• **Required task**:
Type out the data exactly as given. Skip any image.

• **Exercise inputs**:
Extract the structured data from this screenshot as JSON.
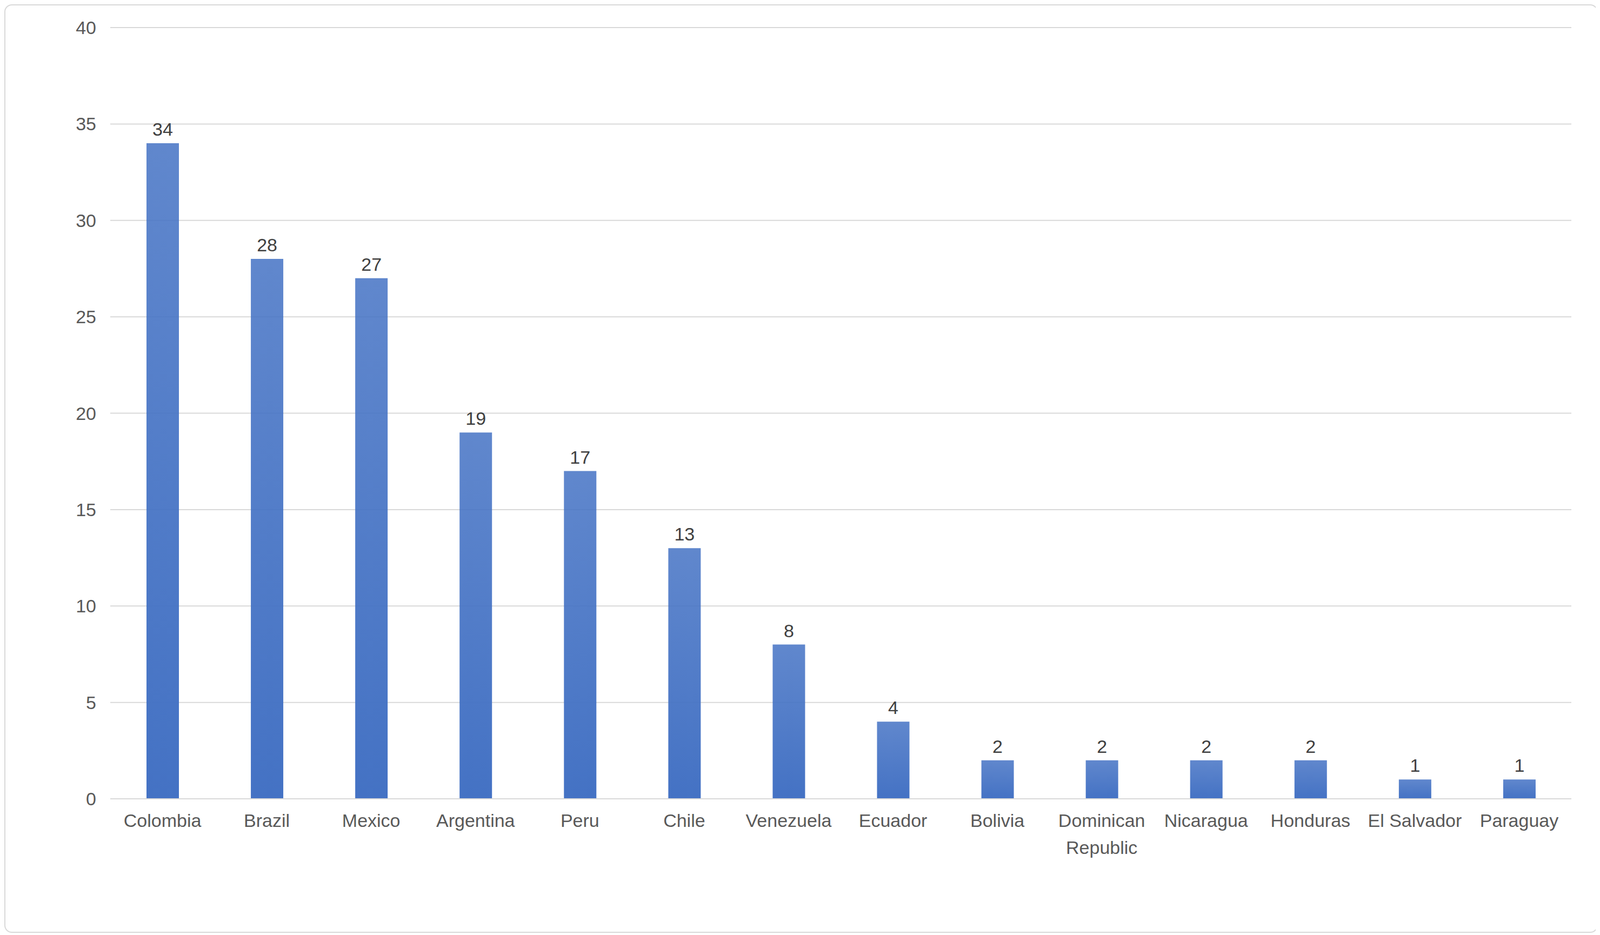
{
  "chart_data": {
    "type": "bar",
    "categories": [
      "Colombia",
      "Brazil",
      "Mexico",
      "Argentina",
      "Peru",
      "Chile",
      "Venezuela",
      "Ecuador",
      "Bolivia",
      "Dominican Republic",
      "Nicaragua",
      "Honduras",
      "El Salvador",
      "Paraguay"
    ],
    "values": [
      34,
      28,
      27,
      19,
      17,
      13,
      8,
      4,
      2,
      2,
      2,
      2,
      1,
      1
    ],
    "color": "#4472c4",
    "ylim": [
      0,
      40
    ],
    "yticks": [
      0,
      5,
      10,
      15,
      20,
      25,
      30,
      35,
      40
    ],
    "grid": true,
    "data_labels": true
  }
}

• **Output below**:
Extract the structured data from this screenshot as JSON.
{
  "chart_data": {
    "type": "bar",
    "categories": [
      "Colombia",
      "Brazil",
      "Mexico",
      "Argentina",
      "Peru",
      "Chile",
      "Venezuela",
      "Ecuador",
      "Bolivia",
      "Dominican Republic",
      "Nicaragua",
      "Honduras",
      "El Salvador",
      "Paraguay"
    ],
    "values": [
      34,
      28,
      27,
      19,
      17,
      13,
      8,
      4,
      2,
      2,
      2,
      2,
      1,
      1
    ],
    "color": "#4472c4",
    "ylim": [
      0,
      40
    ],
    "yticks": [
      0,
      5,
      10,
      15,
      20,
      25,
      30,
      35,
      40
    ],
    "grid": true,
    "data_labels": true
  }
}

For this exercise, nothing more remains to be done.